What is expected |
Recast the records as a Markdown table with columns No. and Entry, numbering each row and leaving out blank lines. Begin at the line that has "m13: −1,6968 · 10⁻⁶ (362, 416, 414, 426)" and stop after the line that has "m31: −1,6968 · 10⁻⁶ (236, 327, 288, 337)".

Dataset entries |
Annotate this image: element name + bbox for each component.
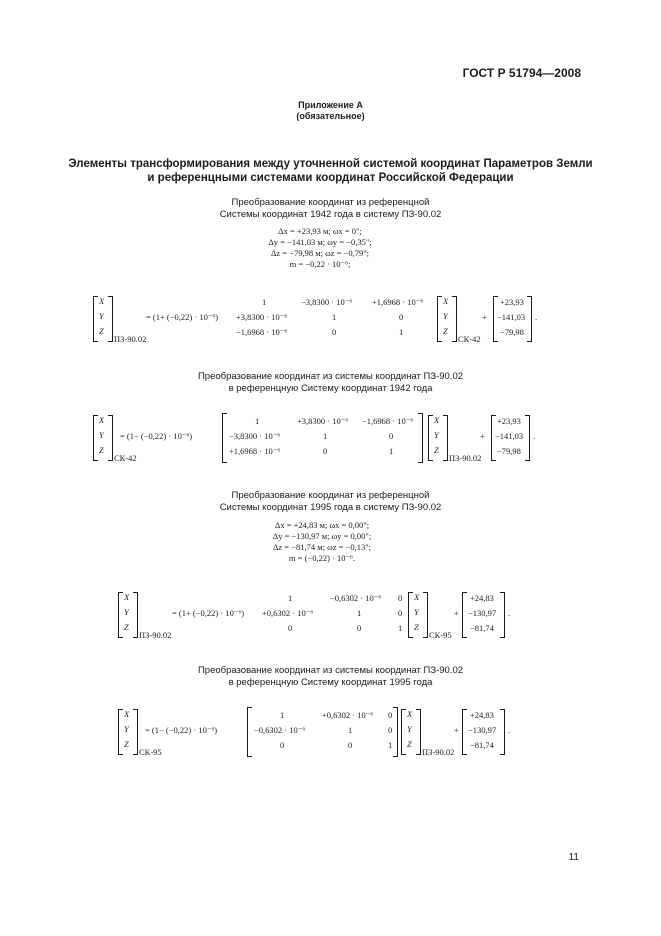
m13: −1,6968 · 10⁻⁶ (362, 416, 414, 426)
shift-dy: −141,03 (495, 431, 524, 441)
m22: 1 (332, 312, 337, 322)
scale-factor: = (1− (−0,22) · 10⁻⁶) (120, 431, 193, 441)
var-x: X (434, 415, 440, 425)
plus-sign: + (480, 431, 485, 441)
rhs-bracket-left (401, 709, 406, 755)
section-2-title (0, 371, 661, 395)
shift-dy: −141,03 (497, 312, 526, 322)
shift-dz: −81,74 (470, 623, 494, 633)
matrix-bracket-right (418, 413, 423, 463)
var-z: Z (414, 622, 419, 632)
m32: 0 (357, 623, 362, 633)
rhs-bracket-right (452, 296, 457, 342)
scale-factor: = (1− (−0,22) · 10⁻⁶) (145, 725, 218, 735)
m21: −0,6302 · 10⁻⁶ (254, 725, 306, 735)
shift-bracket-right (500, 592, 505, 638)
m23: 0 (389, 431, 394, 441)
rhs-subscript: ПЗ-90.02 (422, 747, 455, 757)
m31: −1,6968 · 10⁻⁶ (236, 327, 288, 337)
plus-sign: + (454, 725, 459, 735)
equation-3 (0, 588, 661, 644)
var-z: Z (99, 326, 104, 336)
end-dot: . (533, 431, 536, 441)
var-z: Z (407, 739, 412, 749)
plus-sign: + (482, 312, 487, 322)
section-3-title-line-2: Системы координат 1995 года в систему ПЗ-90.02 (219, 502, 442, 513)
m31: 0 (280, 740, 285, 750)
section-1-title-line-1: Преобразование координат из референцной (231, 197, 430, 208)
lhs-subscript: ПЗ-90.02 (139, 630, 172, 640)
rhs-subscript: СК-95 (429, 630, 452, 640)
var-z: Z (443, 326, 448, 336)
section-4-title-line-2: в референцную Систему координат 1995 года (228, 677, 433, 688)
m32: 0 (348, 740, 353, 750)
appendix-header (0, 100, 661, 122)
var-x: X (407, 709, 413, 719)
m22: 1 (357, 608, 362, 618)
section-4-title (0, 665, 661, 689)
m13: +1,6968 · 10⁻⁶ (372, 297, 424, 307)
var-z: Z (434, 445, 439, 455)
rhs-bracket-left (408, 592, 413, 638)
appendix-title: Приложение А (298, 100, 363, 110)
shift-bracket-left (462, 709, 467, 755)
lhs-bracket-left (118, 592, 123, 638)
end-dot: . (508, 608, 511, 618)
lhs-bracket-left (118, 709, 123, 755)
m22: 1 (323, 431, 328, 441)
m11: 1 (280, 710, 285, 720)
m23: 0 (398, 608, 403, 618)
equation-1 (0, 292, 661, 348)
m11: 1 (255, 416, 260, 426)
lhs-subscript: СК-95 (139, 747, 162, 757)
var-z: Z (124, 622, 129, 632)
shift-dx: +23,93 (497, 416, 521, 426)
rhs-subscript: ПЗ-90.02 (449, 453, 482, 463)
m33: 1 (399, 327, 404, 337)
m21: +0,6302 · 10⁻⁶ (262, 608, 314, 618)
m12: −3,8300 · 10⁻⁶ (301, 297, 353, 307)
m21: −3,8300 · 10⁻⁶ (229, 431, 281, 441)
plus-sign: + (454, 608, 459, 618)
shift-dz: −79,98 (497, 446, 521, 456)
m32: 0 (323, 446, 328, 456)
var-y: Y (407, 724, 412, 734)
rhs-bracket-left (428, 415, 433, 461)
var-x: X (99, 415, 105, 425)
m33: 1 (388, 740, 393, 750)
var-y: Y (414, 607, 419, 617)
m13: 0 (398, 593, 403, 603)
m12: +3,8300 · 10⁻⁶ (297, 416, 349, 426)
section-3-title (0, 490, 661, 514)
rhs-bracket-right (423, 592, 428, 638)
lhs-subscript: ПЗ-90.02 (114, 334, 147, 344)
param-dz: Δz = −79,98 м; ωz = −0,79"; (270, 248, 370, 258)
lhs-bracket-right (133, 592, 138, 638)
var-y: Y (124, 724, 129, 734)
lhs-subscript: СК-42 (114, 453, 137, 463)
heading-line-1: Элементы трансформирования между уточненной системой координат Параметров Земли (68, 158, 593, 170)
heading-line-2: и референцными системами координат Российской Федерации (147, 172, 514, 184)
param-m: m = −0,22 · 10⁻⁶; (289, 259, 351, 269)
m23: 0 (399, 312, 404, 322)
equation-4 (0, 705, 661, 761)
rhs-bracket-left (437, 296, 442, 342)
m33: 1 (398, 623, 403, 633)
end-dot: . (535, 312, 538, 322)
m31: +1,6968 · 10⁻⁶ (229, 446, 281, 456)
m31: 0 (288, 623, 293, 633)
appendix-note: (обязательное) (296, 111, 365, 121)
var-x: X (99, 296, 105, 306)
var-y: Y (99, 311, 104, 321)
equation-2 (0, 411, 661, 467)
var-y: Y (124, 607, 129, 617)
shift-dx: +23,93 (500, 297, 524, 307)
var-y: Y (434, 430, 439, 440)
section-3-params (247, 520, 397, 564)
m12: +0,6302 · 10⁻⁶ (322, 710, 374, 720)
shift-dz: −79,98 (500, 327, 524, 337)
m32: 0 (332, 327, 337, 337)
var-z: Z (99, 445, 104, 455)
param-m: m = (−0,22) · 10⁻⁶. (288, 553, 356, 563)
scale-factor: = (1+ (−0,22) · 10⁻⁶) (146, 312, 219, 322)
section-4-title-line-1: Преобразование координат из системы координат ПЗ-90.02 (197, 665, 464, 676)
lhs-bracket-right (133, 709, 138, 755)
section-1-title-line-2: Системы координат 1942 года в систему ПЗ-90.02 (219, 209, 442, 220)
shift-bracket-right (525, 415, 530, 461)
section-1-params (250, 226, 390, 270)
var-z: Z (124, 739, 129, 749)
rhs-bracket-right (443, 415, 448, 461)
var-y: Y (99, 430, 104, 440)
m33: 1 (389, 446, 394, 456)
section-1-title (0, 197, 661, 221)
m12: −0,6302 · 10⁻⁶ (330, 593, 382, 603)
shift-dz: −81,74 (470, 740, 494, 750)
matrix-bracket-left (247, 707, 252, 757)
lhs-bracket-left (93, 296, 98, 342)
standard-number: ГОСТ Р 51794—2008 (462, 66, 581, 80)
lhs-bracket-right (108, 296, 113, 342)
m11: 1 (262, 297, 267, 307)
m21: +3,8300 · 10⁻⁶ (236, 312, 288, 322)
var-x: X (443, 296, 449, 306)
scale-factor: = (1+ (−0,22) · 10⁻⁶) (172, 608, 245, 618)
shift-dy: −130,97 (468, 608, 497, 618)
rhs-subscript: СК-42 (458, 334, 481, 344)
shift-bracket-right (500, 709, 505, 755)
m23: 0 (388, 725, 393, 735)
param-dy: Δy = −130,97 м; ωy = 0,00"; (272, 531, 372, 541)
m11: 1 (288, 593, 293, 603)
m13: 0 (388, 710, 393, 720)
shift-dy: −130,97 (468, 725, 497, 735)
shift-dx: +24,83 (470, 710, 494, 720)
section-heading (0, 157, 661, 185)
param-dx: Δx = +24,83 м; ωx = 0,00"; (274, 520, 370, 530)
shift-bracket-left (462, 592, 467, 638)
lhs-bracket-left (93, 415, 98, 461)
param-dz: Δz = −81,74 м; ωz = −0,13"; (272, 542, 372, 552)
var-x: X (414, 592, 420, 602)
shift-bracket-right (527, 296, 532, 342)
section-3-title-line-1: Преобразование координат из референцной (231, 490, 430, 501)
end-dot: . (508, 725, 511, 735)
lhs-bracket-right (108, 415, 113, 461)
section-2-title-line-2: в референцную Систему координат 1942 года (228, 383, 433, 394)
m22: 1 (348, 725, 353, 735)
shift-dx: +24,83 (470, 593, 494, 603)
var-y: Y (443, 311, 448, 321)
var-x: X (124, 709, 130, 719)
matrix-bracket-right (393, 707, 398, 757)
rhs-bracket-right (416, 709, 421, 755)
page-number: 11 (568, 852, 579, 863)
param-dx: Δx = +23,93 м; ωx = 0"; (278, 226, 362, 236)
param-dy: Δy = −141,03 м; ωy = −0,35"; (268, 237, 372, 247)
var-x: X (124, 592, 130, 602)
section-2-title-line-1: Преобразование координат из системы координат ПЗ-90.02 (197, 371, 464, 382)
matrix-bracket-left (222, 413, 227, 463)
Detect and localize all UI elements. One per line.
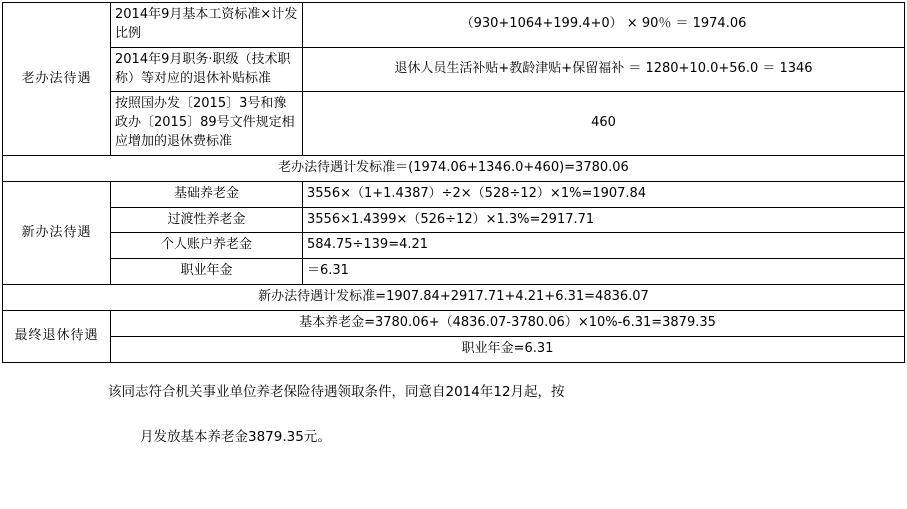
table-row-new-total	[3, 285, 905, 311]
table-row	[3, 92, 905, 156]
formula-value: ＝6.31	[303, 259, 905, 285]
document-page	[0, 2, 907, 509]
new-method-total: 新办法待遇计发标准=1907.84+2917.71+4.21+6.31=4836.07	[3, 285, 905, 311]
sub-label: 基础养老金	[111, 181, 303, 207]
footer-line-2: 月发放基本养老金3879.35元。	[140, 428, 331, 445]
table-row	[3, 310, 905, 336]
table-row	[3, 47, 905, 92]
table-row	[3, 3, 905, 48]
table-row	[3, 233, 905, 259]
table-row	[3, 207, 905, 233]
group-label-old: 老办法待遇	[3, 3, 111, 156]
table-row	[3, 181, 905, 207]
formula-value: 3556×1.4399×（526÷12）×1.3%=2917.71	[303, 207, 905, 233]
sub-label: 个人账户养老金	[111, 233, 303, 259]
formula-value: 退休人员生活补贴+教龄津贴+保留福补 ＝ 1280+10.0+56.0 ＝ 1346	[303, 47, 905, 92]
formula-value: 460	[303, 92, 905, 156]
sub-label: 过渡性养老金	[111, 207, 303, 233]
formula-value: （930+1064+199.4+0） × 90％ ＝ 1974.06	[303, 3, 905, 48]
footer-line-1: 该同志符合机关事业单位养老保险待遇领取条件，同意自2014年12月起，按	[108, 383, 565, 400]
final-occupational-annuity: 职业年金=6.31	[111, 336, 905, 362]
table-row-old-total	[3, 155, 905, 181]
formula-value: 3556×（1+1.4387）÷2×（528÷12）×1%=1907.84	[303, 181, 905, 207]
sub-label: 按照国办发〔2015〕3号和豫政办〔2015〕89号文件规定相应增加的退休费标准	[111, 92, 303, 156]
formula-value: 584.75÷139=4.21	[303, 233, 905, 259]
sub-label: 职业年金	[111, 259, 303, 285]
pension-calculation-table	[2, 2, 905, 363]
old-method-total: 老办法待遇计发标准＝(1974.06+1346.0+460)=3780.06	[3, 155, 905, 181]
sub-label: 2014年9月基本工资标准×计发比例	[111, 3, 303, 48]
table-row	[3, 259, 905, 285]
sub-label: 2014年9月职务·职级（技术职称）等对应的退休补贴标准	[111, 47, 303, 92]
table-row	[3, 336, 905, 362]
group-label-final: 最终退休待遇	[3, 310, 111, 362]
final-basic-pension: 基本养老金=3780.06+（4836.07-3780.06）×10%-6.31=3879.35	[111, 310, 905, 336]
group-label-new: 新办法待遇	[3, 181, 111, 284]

Correct answer |
| No. | Entry |
|---|---|
| 1 | m13: −1,6968 · 10⁻⁶ (362, 416, 414, 426) |
| 2 | shift-dy: −141,03 (495, 431, 524, 441) |
| 3 | m22: 1 (332, 312, 337, 322) |
| 4 | scale-factor: = (1− (−0,22) · 10⁻⁶) (120, 431, 193, 441) |
| 5 | var-x: X (434, 415, 440, 425) |
| 6 | plus-sign: + (480, 431, 485, 441) |
| 7 | rhs-bracket-left (401, 709, 406, 755) |
| 8 | section-2-title (0, 371, 661, 395) |
| 9 | shift-dy: −141,03 (497, 312, 526, 322) |
| 10 | shift-dz: −81,74 (470, 623, 494, 633) |
| 11 | matrix-bracket-right (418, 413, 423, 463) |
| 12 | var-z: Z (414, 622, 419, 632) |
| 13 | m32: 0 (357, 623, 362, 633) |
| 14 | rhs-bracket-right (452, 296, 457, 342) |
| 15 | scale-factor: = (1− (−0,22) · 10⁻⁶) (145, 725, 218, 735) |
| 16 | m21: −0,6302 · 10⁻⁶ (254, 725, 306, 735) |
| 17 | shift-bracket-right (500, 592, 505, 638) |
| 18 | m23: 0 (389, 431, 394, 441) |
| 19 | rhs-subscript: ПЗ-90.02 (422, 747, 455, 757) |
| 20 | m31: −1,6968 · 10⁻⁶ (236, 327, 288, 337) |